Records provided -

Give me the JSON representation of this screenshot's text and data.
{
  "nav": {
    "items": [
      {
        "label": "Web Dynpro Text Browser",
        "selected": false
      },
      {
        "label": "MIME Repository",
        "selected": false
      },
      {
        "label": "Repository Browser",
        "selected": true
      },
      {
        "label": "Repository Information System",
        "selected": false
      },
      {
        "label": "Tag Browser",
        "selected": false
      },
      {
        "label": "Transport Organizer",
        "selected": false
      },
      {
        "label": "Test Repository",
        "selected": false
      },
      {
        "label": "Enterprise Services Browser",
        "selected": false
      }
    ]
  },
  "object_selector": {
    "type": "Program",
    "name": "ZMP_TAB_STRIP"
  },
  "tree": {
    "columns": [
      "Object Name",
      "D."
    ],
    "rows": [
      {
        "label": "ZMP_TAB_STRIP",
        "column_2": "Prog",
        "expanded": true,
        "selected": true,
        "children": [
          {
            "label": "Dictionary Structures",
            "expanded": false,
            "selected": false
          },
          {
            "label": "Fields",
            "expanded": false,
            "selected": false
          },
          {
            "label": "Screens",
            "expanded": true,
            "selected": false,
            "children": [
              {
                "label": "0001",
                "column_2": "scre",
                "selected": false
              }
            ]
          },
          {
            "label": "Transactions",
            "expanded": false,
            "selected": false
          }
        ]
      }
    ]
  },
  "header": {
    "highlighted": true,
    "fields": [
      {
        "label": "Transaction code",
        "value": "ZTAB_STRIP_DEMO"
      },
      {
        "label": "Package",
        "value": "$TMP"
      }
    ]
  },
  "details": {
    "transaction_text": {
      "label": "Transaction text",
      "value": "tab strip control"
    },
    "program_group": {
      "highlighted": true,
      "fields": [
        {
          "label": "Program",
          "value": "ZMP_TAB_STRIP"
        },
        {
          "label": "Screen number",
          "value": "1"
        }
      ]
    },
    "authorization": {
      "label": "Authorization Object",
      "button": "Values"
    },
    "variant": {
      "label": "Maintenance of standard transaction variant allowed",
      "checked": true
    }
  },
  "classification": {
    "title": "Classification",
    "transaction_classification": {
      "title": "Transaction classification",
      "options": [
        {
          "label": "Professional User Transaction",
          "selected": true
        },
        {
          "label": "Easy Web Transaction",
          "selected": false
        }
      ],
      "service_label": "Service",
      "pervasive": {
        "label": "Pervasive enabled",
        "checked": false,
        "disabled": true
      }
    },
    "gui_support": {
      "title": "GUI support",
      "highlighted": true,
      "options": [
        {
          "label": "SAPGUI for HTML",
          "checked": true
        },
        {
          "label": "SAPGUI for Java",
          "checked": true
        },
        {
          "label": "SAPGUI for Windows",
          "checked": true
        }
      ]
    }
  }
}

Given request - Give back all the data exactly as written.

Answer for the task -
Give me the JSON representation of this screenshot's text and data.
{
  "nav": {
    "items": [
      {
        "label": "Web Dynpro Text Browser",
        "selected": false
      },
      {
        "label": "MIME Repository",
        "selected": false
      },
      {
        "label": "Repository Browser",
        "selected": true
      },
      {
        "label": "Repository Information System",
        "selected": false
      },
      {
        "label": "Tag Browser",
        "selected": false
      },
      {
        "label": "Transport Organizer",
        "selected": false
      },
      {
        "label": "Test Repository",
        "selected": false
      },
      {
        "label": "Enterprise Services Browser",
        "selected": false
      }
    ]
  },
  "object_selector": {
    "type": "Program",
    "name": "ZMP_TAB_STRIP"
  },
  "tree": {
    "columns": [
      "Object Name",
      "D."
    ],
    "rows": [
      {
        "label": "ZMP_TAB_STRIP",
        "column_2": "Prog",
        "expanded": true,
        "selected": true,
        "children": [
          {
            "label": "Dictionary Structures",
            "expanded": false,
            "selected": false
          },
          {
            "label": "Fields",
            "expanded": false,
            "selected": false
          },
          {
            "label": "Screens",
            "expanded": true,
            "selected": false,
            "children": [
              {
                "label": "0001",
                "column_2": "scre",
                "selected": false
              }
            ]
          },
          {
            "label": "Transactions",
            "expanded": false,
            "selected": false
          }
        ]
      }
    ]
  },
  "header": {
    "highlighted": true,
    "fields": [
      {
        "label": "Transaction code",
        "value": "ZTAB_STRIP_DEMO"
      },
      {
        "label": "Package",
        "value": "$TMP"
      }
    ]
  },
  "details": {
    "transaction_text": {
      "label": "Transaction text",
      "value": "tab strip control"
    },
    "program_group": {
      "highlighted": true,
      "fields": [
        {
          "label": "Program",
          "value": "ZMP_TAB_STRIP"
        },
        {
          "label": "Screen number",
          "value": "1"
        }
      ]
    },
    "authorization": {
      "label": "Authorization Object",
      "button": "Values"
    },
    "variant": {
      "label": "Maintenance of standard transaction variant allowed",
      "checked": true
    }
  },
  "classification": {
    "title": "Classification",
    "transaction_classification": {
      "title": "Transaction classification",
      "options": [
        {
          "label": "Professional User Transaction",
          "selected": true
        },
        {
          "label": "Easy Web Transaction",
          "selected": false
        }
      ],
      "service_label": "Service",
      "pervasive": {
        "label": "Pervasive enabled",
        "checked": false,
        "disabled": true
      }
    },
    "gui_support": {
      "title": "GUI support",
      "highlighted": true,
      "options": [
        {
          "label": "SAPGUI for HTML",
          "checked": true
        },
        {
          "label": "SAPGUI for Java",
          "checked": true
        },
        {
          "label": "SAPGUI for Windows",
          "checked": true
        }
      ]
    }
  }
}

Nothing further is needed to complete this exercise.